-- START OF Recorded information --

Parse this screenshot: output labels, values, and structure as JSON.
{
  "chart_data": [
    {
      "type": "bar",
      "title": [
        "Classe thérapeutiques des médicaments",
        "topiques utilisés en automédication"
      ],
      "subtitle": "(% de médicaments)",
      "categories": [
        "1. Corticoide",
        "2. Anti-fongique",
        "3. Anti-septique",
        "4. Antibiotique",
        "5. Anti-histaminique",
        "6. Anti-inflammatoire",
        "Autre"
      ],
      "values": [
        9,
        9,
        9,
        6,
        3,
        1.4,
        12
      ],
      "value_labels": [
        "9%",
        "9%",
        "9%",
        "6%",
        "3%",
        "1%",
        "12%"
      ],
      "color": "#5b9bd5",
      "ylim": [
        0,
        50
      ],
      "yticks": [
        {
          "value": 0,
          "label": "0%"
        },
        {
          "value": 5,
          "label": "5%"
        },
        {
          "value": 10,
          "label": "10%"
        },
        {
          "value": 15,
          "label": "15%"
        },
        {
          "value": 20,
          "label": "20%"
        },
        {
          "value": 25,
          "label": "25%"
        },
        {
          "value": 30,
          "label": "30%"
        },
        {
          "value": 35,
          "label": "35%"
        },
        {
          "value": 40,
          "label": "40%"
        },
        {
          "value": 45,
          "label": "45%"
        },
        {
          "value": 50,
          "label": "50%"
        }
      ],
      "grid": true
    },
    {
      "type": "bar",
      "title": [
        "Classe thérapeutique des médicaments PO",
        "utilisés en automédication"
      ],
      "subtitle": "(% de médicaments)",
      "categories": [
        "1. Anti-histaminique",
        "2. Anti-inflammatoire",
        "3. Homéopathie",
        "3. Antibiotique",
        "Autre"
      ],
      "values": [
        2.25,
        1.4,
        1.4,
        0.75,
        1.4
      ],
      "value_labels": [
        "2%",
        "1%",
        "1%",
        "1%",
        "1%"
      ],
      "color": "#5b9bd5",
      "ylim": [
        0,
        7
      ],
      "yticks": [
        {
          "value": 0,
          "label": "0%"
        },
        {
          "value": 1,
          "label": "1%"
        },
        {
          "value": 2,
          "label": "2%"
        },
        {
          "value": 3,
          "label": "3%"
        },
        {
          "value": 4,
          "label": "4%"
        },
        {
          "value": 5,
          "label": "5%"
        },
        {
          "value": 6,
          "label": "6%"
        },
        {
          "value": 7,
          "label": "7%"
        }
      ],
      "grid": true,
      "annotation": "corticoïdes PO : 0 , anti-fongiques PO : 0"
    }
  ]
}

-- END OF Recorded information --

Please repeat the listing exactly, with nothing left out.

Parse this screenshot: output labels, values, and structure as JSON.
{
  "chart_data": [
    {
      "type": "bar",
      "title": [
        "Classe thérapeutiques des médicaments",
        "topiques utilisés en automédication"
      ],
      "subtitle": "(% de médicaments)",
      "categories": [
        "1. Corticoide",
        "2. Anti-fongique",
        "3. Anti-septique",
        "4. Antibiotique",
        "5. Anti-histaminique",
        "6. Anti-inflammatoire",
        "Autre"
      ],
      "values": [
        9,
        9,
        9,
        6,
        3,
        1.4,
        12
      ],
      "value_labels": [
        "9%",
        "9%",
        "9%",
        "6%",
        "3%",
        "1%",
        "12%"
      ],
      "color": "#5b9bd5",
      "ylim": [
        0,
        50
      ],
      "yticks": [
        {
          "value": 0,
          "label": "0%"
        },
        {
          "value": 5,
          "label": "5%"
        },
        {
          "value": 10,
          "label": "10%"
        },
        {
          "value": 15,
          "label": "15%"
        },
        {
          "value": 20,
          "label": "20%"
        },
        {
          "value": 25,
          "label": "25%"
        },
        {
          "value": 30,
          "label": "30%"
        },
        {
          "value": 35,
          "label": "35%"
        },
        {
          "value": 40,
          "label": "40%"
        },
        {
          "value": 45,
          "label": "45%"
        },
        {
          "value": 50,
          "label": "50%"
        }
      ],
      "grid": true
    },
    {
      "type": "bar",
      "title": [
        "Classe thérapeutique des médicaments PO",
        "utilisés en automédication"
      ],
      "subtitle": "(% de médicaments)",
      "categories": [
        "1. Anti-histaminique",
        "2. Anti-inflammatoire",
        "3. Homéopathie",
        "3. Antibiotique",
        "Autre"
      ],
      "values": [
        2.25,
        1.4,
        1.4,
        0.75,
        1.4
      ],
      "value_labels": [
        "2%",
        "1%",
        "1%",
        "1%",
        "1%"
      ],
      "color": "#5b9bd5",
      "ylim": [
        0,
        7
      ],
      "yticks": [
        {
          "value": 0,
          "label": "0%"
        },
        {
          "value": 1,
          "label": "1%"
        },
        {
          "value": 2,
          "label": "2%"
        },
        {
          "value": 3,
          "label": "3%"
        },
        {
          "value": 4,
          "label": "4%"
        },
        {
          "value": 5,
          "label": "5%"
        },
        {
          "value": 6,
          "label": "6%"
        },
        {
          "value": 7,
          "label": "7%"
        }
      ],
      "grid": true,
      "annotation": "corticoïdes PO : 0 , anti-fongiques PO : 0"
    }
  ]
}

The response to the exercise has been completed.